→ Given exercise
Copy every line of the records below where the word "help" occurs.

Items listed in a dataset
▼
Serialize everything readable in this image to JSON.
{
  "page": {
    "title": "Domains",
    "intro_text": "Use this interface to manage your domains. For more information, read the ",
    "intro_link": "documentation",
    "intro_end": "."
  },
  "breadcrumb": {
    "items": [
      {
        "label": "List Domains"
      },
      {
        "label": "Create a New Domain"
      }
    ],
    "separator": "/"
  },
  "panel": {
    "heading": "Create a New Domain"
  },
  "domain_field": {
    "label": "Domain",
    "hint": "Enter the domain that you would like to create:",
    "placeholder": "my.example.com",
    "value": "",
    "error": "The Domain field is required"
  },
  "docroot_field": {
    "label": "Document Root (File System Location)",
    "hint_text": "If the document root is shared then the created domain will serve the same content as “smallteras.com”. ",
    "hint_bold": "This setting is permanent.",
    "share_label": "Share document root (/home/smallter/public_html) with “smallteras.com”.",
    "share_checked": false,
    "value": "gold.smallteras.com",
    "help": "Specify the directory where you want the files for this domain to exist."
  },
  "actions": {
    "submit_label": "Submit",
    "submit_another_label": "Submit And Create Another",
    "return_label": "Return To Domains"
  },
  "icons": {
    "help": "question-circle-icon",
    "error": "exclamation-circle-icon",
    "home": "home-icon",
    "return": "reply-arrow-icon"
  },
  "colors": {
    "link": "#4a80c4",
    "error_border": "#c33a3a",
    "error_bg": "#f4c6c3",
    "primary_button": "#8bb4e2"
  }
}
▲
▼
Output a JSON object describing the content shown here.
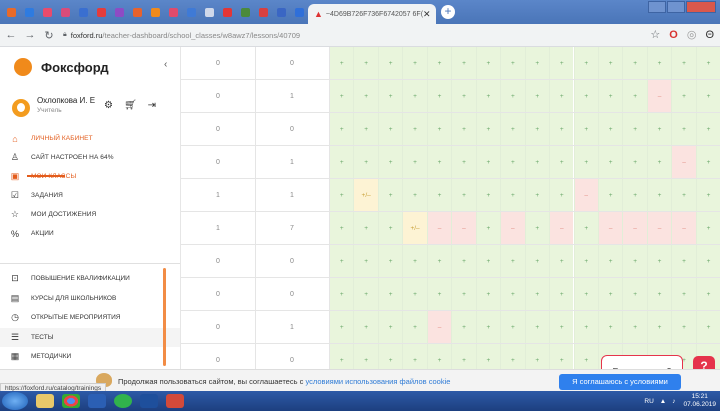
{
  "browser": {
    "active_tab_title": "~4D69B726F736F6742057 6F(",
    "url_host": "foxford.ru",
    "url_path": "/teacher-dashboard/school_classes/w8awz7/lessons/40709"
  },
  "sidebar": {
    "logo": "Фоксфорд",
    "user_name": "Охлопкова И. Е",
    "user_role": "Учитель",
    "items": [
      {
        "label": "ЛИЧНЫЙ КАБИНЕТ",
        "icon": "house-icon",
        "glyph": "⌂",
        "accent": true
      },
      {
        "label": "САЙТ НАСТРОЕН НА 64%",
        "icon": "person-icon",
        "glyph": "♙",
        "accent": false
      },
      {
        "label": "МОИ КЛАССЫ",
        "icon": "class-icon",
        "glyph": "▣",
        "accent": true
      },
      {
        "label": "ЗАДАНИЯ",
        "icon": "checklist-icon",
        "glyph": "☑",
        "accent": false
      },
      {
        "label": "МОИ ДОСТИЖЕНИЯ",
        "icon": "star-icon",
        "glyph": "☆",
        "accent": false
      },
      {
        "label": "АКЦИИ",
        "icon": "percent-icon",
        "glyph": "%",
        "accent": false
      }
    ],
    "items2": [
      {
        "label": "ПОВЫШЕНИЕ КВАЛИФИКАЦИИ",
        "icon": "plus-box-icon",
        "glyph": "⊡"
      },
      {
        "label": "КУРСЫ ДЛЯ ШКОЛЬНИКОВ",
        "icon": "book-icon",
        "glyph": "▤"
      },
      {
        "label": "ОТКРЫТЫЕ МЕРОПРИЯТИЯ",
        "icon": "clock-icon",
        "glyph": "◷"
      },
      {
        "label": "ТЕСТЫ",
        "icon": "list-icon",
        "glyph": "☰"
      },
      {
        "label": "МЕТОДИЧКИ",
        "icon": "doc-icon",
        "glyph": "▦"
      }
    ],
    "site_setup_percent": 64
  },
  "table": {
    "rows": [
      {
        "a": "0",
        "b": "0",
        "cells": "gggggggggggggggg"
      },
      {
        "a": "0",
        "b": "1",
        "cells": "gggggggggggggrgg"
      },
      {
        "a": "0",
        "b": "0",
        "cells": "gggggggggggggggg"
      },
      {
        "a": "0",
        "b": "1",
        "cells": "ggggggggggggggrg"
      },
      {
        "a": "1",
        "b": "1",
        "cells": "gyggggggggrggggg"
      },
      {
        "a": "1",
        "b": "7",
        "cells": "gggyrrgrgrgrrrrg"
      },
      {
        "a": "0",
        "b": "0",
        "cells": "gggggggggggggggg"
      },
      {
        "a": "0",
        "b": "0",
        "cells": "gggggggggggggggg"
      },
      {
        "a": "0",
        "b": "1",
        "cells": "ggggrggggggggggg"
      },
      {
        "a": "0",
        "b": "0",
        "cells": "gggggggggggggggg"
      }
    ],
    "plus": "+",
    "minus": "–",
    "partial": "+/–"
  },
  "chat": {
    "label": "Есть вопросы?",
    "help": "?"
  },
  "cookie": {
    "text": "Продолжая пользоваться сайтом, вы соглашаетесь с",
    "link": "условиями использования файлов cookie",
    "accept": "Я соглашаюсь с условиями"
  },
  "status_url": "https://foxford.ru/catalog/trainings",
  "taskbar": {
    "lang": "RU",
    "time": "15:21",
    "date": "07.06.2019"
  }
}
▲
→ Final result
    "help": "Specify the directory where you want the files for this domain to exist."
    "help": "question-circle-icon",
    "help": "?"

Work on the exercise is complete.